■ **Task to complete**
Exact repetition of every entry is required.

■ **Stored data entries**
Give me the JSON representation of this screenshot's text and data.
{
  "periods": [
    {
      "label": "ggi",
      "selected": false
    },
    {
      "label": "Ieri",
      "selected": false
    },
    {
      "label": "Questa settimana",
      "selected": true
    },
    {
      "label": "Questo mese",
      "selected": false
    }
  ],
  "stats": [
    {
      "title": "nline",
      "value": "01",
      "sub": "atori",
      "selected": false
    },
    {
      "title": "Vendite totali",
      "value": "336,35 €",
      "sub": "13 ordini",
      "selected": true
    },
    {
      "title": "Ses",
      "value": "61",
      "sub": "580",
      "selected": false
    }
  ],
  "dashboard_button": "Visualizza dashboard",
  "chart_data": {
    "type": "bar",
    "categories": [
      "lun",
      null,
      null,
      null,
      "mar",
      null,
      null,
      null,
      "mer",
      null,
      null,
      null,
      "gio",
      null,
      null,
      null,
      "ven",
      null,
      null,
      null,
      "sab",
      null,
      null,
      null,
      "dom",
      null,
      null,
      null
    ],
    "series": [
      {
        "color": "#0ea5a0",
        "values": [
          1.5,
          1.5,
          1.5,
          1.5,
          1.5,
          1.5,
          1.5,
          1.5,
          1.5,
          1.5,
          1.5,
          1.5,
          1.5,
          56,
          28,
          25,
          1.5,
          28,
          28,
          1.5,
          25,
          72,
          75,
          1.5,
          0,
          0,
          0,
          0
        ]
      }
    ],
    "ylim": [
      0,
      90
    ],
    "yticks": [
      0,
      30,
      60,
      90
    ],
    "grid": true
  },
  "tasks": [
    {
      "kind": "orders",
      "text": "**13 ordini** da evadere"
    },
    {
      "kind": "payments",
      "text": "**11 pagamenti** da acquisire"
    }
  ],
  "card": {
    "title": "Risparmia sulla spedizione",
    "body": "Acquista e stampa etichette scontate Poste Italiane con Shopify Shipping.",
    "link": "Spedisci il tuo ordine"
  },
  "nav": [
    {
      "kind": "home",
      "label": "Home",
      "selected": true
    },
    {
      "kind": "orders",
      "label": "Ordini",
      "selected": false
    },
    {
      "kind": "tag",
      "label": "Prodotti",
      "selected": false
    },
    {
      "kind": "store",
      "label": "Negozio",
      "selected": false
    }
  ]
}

■ **Complete answer**
Give me the JSON representation of this screenshot's text and data.
{
  "periods": [
    {
      "label": "ggi",
      "selected": false
    },
    {
      "label": "Ieri",
      "selected": false
    },
    {
      "label": "Questa settimana",
      "selected": true
    },
    {
      "label": "Questo mese",
      "selected": false
    }
  ],
  "stats": [
    {
      "title": "nline",
      "value": "01",
      "sub": "atori",
      "selected": false
    },
    {
      "title": "Vendite totali",
      "value": "336,35 €",
      "sub": "13 ordini",
      "selected": true
    },
    {
      "title": "Ses",
      "value": "61",
      "sub": "580",
      "selected": false
    }
  ],
  "dashboard_button": "Visualizza dashboard",
  "chart_data": {
    "type": "bar",
    "categories": [
      "lun",
      null,
      null,
      null,
      "mar",
      null,
      null,
      null,
      "mer",
      null,
      null,
      null,
      "gio",
      null,
      null,
      null,
      "ven",
      null,
      null,
      null,
      "sab",
      null,
      null,
      null,
      "dom",
      null,
      null,
      null
    ],
    "series": [
      {
        "color": "#0ea5a0",
        "values": [
          1.5,
          1.5,
          1.5,
          1.5,
          1.5,
          1.5,
          1.5,
          1.5,
          1.5,
          1.5,
          1.5,
          1.5,
          1.5,
          56,
          28,
          25,
          1.5,
          28,
          28,
          1.5,
          25,
          72,
          75,
          1.5,
          0,
          0,
          0,
          0
        ]
      }
    ],
    "ylim": [
      0,
      90
    ],
    "yticks": [
      0,
      30,
      60,
      90
    ],
    "grid": true
  },
  "tasks": [
    {
      "kind": "orders",
      "text": "**13 ordini** da evadere"
    },
    {
      "kind": "payments",
      "text": "**11 pagamenti** da acquisire"
    }
  ],
  "card": {
    "title": "Risparmia sulla spedizione",
    "body": "Acquista e stampa etichette scontate Poste Italiane con Shopify Shipping.",
    "link": "Spedisci il tuo ordine"
  },
  "nav": [
    {
      "kind": "home",
      "label": "Home",
      "selected": true
    },
    {
      "kind": "orders",
      "label": "Ordini",
      "selected": false
    },
    {
      "kind": "tag",
      "label": "Prodotti",
      "selected": false
    },
    {
      "kind": "store",
      "label": "Negozio",
      "selected": false
    }
  ]
}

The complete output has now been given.